- [YOUR TASK]:
Retype the material word for word.

- [MATERIAL FOR THE TASK]:
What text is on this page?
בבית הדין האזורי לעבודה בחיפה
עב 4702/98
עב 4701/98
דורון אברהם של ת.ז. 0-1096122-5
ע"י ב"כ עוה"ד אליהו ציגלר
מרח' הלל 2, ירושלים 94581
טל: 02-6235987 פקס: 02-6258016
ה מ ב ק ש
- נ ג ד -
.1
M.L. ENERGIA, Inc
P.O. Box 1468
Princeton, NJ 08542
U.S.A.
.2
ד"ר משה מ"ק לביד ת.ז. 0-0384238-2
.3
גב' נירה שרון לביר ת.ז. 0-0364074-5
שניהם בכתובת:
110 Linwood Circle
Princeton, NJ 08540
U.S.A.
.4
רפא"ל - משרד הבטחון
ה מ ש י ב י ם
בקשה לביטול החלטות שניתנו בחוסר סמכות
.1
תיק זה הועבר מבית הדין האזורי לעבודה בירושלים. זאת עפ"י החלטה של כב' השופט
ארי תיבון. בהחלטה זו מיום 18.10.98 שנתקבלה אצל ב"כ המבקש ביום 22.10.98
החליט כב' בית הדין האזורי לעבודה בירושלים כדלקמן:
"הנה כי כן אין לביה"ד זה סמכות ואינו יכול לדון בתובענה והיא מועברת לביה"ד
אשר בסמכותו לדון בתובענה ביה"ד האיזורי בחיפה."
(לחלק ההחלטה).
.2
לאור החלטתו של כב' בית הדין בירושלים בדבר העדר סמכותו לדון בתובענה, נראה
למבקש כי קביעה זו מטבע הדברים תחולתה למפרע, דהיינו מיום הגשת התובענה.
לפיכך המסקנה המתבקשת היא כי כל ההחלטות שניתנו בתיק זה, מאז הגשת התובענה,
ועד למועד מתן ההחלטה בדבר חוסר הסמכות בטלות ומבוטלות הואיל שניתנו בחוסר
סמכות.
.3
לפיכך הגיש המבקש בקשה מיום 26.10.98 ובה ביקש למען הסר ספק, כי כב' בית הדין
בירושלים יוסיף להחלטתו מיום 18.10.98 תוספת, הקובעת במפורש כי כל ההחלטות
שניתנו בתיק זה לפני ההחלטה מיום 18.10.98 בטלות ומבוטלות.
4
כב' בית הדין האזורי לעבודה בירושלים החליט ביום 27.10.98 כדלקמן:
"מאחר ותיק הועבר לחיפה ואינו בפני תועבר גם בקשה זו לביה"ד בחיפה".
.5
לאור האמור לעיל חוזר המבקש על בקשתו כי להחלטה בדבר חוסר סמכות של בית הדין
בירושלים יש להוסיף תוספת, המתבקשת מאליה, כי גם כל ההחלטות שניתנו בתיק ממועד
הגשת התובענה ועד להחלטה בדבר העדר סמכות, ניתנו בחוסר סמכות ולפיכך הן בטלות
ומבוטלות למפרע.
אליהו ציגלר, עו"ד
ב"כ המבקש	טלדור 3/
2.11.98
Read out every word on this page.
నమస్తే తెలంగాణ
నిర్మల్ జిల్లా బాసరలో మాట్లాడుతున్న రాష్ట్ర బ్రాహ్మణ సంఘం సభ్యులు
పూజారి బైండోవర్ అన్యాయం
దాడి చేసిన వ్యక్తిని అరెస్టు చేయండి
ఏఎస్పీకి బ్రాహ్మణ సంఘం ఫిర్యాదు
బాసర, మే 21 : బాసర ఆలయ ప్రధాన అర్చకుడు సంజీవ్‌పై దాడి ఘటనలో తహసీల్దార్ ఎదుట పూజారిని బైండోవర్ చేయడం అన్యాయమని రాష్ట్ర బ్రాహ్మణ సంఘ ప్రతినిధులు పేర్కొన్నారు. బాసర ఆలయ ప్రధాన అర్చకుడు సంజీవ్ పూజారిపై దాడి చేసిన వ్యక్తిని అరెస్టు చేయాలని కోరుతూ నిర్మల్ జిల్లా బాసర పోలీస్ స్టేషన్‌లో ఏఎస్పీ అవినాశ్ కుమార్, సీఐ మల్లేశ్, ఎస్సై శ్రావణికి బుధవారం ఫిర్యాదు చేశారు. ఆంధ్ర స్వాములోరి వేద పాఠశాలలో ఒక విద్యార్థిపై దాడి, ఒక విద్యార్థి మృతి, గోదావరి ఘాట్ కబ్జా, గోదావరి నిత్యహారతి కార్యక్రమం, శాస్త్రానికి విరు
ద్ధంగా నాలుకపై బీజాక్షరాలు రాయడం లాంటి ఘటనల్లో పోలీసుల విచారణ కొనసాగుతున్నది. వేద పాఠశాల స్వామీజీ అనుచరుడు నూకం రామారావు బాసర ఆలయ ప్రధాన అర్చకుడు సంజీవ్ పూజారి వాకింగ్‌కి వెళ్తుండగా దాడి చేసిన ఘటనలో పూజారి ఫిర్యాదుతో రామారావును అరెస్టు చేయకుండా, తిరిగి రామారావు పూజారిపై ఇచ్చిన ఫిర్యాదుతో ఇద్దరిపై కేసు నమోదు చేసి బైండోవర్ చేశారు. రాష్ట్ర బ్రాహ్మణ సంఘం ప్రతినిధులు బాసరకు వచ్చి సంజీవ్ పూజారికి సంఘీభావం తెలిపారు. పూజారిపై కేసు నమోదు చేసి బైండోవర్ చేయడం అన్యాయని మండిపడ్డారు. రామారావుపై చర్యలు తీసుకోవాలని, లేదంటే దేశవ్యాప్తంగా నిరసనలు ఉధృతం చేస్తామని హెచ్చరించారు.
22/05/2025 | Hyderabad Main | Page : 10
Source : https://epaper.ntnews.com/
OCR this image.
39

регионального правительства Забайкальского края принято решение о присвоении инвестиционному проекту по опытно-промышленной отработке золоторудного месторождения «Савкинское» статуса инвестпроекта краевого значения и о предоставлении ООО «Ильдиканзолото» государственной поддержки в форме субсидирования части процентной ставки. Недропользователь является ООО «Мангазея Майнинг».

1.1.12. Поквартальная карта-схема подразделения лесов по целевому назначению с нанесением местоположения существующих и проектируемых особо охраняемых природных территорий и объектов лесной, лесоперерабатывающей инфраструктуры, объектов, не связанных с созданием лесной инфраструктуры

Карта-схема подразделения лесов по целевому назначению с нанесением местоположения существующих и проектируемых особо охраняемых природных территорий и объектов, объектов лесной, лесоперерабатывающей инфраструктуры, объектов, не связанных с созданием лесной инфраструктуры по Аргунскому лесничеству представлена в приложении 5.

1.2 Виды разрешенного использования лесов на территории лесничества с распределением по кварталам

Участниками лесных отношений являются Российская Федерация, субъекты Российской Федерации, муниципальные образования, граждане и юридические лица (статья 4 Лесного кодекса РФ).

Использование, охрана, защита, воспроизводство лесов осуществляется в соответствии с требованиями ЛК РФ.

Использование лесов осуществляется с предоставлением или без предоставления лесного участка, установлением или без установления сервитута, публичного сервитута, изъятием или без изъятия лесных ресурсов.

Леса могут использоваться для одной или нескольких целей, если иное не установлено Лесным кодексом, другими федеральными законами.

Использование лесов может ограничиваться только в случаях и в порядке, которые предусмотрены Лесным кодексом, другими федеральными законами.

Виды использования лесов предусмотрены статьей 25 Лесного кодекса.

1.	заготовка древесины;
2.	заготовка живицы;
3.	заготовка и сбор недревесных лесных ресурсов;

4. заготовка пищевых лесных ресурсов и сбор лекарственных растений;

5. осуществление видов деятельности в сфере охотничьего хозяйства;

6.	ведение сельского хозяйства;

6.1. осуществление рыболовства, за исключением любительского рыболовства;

- [FINAL RESULT]:
What text is on this page?
בבית הדין האזורי לעבודה בחיפה
עב 4702/98
עב 4701/98
דורון אברהם של ת.ז. 0-1096122-5
ע"י ב"כ עוה"ד אליהו ציגלר
מרח' הלל 2, ירושלים 94581
טל: 02-6235987 פקס: 02-6258016
ה מ ב ק ש
- נ ג ד -
.1
M.L. ENERGIA, Inc
P.O. Box 1468
Princeton, NJ 08542
U.S.A.
.2
ד"ר משה מ"ק לביד ת.ז. 0-0384238-2
.3
גב' נירה שרון לביר ת.ז. 0-0364074-5
שניהם בכתובת:
110 Linwood Circle
Princeton, NJ 08540
U.S.A.
.4
רפא"ל - משרד הבטחון
ה מ ש י ב י ם
בקשה לביטול החלטות שניתנו בחוסר סמכות
.1
תיק זה הועבר מבית הדין האזורי לעבודה בירושלים. זאת עפ"י החלטה של כב' השופט
ארי תיבון. בהחלטה זו מיום 18.10.98 שנתקבלה אצל ב"כ המבקש ביום 22.10.98
החליט כב' בית הדין האזורי לעבודה בירושלים כדלקמן:
"הנה כי כן אין לביה"ד זה סמכות ואינו יכול לדון בתובענה והיא מועברת לביה"ד
אשר בסמכותו לדון בתובענה ביה"ד האיזורי בחיפה."
(לחלק ההחלטה).
.2
לאור החלטתו של כב' בית הדין בירושלים בדבר העדר סמכותו לדון בתובענה, נראה
למבקש כי קביעה זו מטבע הדברים תחולתה למפרע, דהיינו מיום הגשת התובענה.
לפיכך המסקנה המתבקשת היא כי כל ההחלטות שניתנו בתיק זה, מאז הגשת התובענה,
ועד למועד מתן ההחלטה בדבר חוסר הסמכות בטלות ומבוטלות הואיל שניתנו בחוסר
סמכות.
.3
לפיכך הגיש המבקש בקשה מיום 26.10.98 ובה ביקש למען הסר ספק, כי כב' בית הדין
בירושלים יוסיף להחלטתו מיום 18.10.98 תוספת, הקובעת במפורש כי כל ההחלטות
שניתנו בתיק זה לפני ההחלטה מיום 18.10.98 בטלות ומבוטלות.
4
כב' בית הדין האזורי לעבודה בירושלים החליט ביום 27.10.98 כדלקמן:
"מאחר ותיק הועבר לחיפה ואינו בפני תועבר גם בקשה זו לביה"ד בחיפה".
.5
לאור האמור לעיל חוזר המבקש על בקשתו כי להחלטה בדבר חוסר סמכות של בית הדין
בירושלים יש להוסיף תוספת, המתבקשת מאליה, כי גם כל ההחלטות שניתנו בתיק ממועד
הגשת התובענה ועד להחלטה בדבר העדר סמכות, ניתנו בחוסר סמכות ולפיכך הן בטלות
ומבוטלות למפרע.
אליהו ציגלר, עו"ד
ב"כ המבקש	טלדור 3/
2.11.98
Read out every word on this page.
నమస్తే తెలంగాణ
నిర్మల్ జిల్లా బాసరలో మాట్లాడుతున్న రాష్ట్ర బ్రాహ్మణ సంఘం సభ్యులు
పూజారి బైండోవర్ అన్యాయం
దాడి చేసిన వ్యక్తిని అరెస్టు చేయండి
ఏఎస్పీకి బ్రాహ్మణ సంఘం ఫిర్యాదు
బాసర, మే 21 : బాసర ఆలయ ప్రధాన అర్చకుడు సంజీవ్‌పై దాడి ఘటనలో తహసీల్దార్ ఎదుట పూజారిని బైండోవర్ చేయడం అన్యాయమని రాష్ట్ర బ్రాహ్మణ సంఘ ప్రతినిధులు పేర్కొన్నారు. బాసర ఆలయ ప్రధాన అర్చకుడు సంజీవ్ పూజారిపై దాడి చేసిన వ్యక్తిని అరెస్టు చేయాలని కోరుతూ నిర్మల్ జిల్లా బాసర పోలీస్ స్టేషన్‌లో ఏఎస్పీ అవినాశ్ కుమార్, సీఐ మల్లేశ్, ఎస్సై శ్రావణికి బుధవారం ఫిర్యాదు చేశారు. ఆంధ్ర స్వాములోరి వేద పాఠశాలలో ఒక విద్యార్థిపై దాడి, ఒక విద్యార్థి మృతి, గోదావరి ఘాట్ కబ్జా, గోదావరి నిత్యహారతి కార్యక్రమం, శాస్త్రానికి విరు
ద్ధంగా నాలుకపై బీజాక్షరాలు రాయడం లాంటి ఘటనల్లో పోలీసుల విచారణ కొనసాగుతున్నది. వేద పాఠశాల స్వామీజీ అనుచరుడు నూకం రామారావు బాసర ఆలయ ప్రధాన అర్చకుడు సంజీవ్ పూజారి వాకింగ్‌కి వెళ్తుండగా దాడి చేసిన ఘటనలో పూజారి ఫిర్యాదుతో రామారావును అరెస్టు చేయకుండా, తిరిగి రామారావు పూజారిపై ఇచ్చిన ఫిర్యాదుతో ఇద్దరిపై కేసు నమోదు చేసి బైండోవర్ చేశారు. రాష్ట్ర బ్రాహ్మణ సంఘం ప్రతినిధులు బాసరకు వచ్చి సంజీవ్ పూజారికి సంఘీభావం తెలిపారు. పూజారిపై కేసు నమోదు చేసి బైండోవర్ చేయడం అన్యాయని మండిపడ్డారు. రామారావుపై చర్యలు తీసుకోవాలని, లేదంటే దేశవ్యాప్తంగా నిరసనలు ఉధృతం చేస్తామని హెచ్చరించారు.
22/05/2025 | Hyderabad Main | Page : 10
Source : https://epaper.ntnews.com/
OCR this image.
39

регионального правительства Забайкальского края принято решение о присвоении инвестиционному проекту по опытно-промышленной отработке золоторудного месторождения «Савкинское» статуса инвестпроекта краевого значения и о предоставлении ООО «Ильдиканзолото» государственной поддержки в форме субсидирования части процентной ставки. Недропользователь является ООО «Мангазея Майнинг».

1.1.12. Поквартальная карта-схема подразделения лесов по целевому назначению с нанесением местоположения существующих и проектируемых особо охраняемых природных территорий и объектов лесной, лесоперерабатывающей инфраструктуры, объектов, не связанных с созданием лесной инфраструктуры

Карта-схема подразделения лесов по целевому назначению с нанесением местоположения существующих и проектируемых особо охраняемых природных территорий и объектов, объектов лесной, лесоперерабатывающей инфраструктуры, объектов, не связанных с созданием лесной инфраструктуры по Аргунскому лесничеству представлена в приложении 5.

1.2 Виды разрешенного использования лесов на территории лесничества с распределением по кварталам

Участниками лесных отношений являются Российская Федерация, субъекты Российской Федерации, муниципальные образования, граждане и юридические лица (статья 4 Лесного кодекса РФ).

Использование, охрана, защита, воспроизводство лесов осуществляется в соответствии с требованиями ЛК РФ.

Использование лесов осуществляется с предоставлением или без предоставления лесного участка, установлением или без установления сервитута, публичного сервитута, изъятием или без изъятия лесных ресурсов.

Леса могут использоваться для одной или нескольких целей, если иное не установлено Лесным кодексом, другими федеральными законами.

Использование лесов может ограничиваться только в случаях и в порядке, которые предусмотрены Лесным кодексом, другими федеральными законами.

Виды использования лесов предусмотрены статьей 25 Лесного кодекса.

1.	заготовка древесины;
2.	заготовка живицы;
3.	заготовка и сбор недревесных лесных ресурсов;

4. заготовка пищевых лесных ресурсов и сбор лекарственных растений;

5. осуществление видов деятельности в сфере охотничьего хозяйства;

6.	ведение сельского хозяйства;

6.1. осуществление рыболовства, за исключением любительского рыболовства;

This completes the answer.